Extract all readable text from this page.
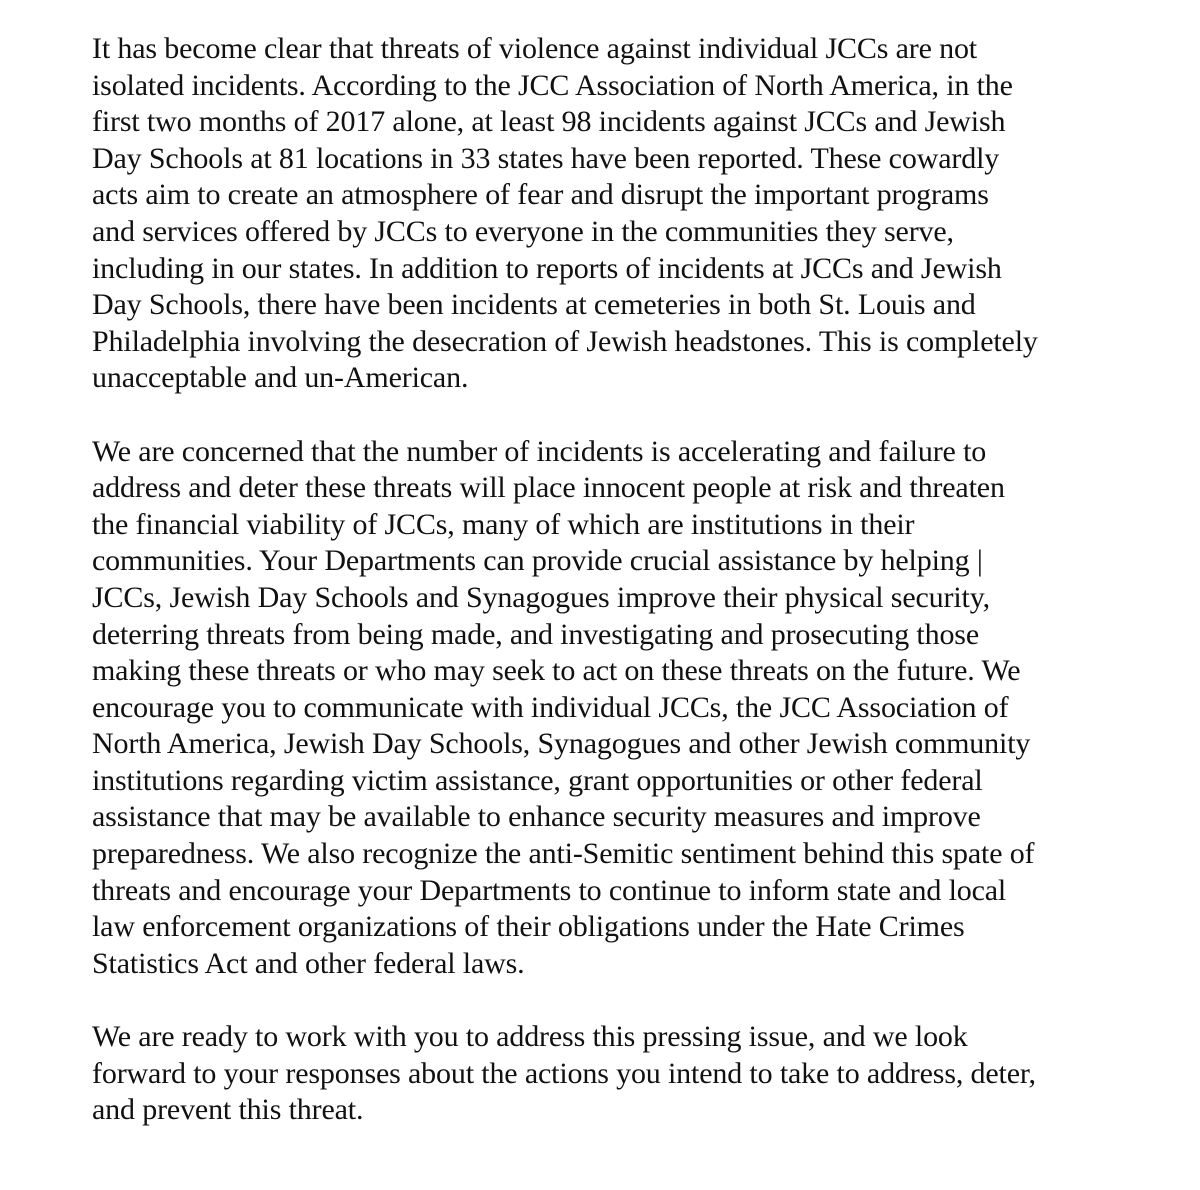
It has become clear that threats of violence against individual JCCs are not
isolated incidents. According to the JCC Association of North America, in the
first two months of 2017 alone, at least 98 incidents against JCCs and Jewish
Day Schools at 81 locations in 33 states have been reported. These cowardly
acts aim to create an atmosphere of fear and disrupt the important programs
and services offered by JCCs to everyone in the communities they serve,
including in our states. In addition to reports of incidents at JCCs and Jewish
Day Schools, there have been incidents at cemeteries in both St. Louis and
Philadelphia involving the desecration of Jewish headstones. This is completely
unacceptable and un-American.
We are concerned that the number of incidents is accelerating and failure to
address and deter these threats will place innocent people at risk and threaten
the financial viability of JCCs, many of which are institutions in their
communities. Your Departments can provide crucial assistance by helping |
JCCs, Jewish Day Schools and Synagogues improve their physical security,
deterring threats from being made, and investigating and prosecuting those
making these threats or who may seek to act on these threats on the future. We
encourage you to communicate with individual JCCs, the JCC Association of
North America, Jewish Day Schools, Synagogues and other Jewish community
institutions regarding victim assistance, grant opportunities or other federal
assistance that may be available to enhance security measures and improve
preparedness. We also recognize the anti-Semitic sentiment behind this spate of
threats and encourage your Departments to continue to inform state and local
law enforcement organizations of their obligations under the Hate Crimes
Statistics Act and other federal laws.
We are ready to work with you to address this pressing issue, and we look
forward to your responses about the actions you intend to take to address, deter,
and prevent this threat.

================

WHAT THE TASK ASKS:
Collect each line containing the string "security".

OUTPUT OF THE TASK:
JCCs, Jewish Day Schools and Synagogues improve their physical security,
assistance that may be available to enhance security measures and improve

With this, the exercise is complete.